-- START OF Source records --

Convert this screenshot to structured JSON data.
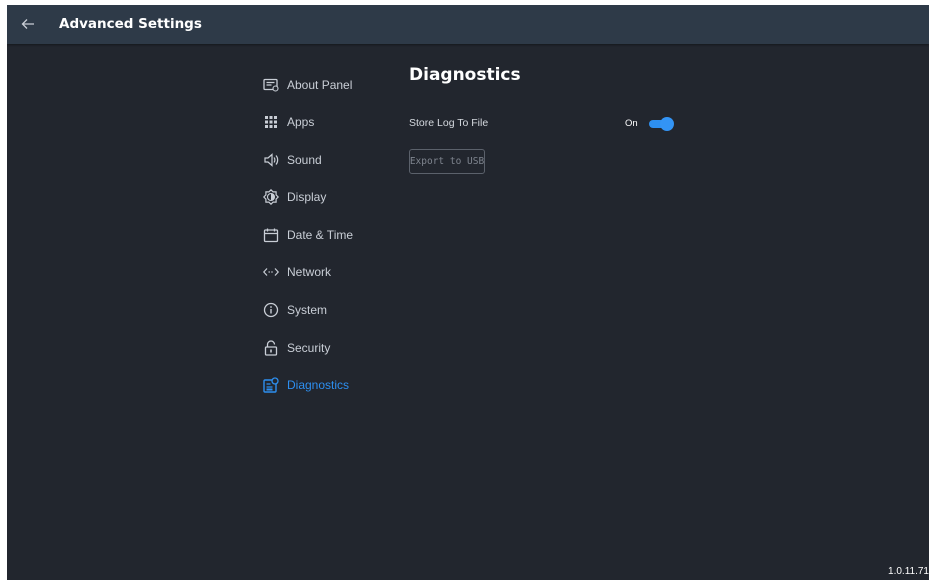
{
  "header": {
    "title": "Advanced Settings",
    "back_icon": "arrow-left-icon"
  },
  "sidebar": {
    "items": [
      {
        "label": "About Panel",
        "icon": "panel-info-icon",
        "active": false
      },
      {
        "label": "Apps",
        "icon": "apps-grid-icon",
        "active": false
      },
      {
        "label": "Sound",
        "icon": "speaker-icon",
        "active": false
      },
      {
        "label": "Display",
        "icon": "brightness-icon",
        "active": false
      },
      {
        "label": "Date & Time",
        "icon": "calendar-icon",
        "active": false
      },
      {
        "label": "Network",
        "icon": "network-icon",
        "active": false
      },
      {
        "label": "System",
        "icon": "info-icon",
        "active": false
      },
      {
        "label": "Security",
        "icon": "lock-icon",
        "active": false
      },
      {
        "label": "Diagnostics",
        "icon": "diagnostics-icon",
        "active": true
      }
    ]
  },
  "main": {
    "heading": "Diagnostics",
    "store_log": {
      "label": "Store Log To File",
      "state_label": "On",
      "enabled": true
    },
    "export_button": "Export to USB"
  },
  "version": "1.0.11.71",
  "colors": {
    "background": "#22262e",
    "header": "#2e3a48",
    "accent": "#2d8ff0",
    "text": "#c9ced6"
  }
}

-- END OF Source records --

#### [The task]
Looking at the records above, say how many lines hold the string "icon". Write nothing but the number.

#### [Result]
10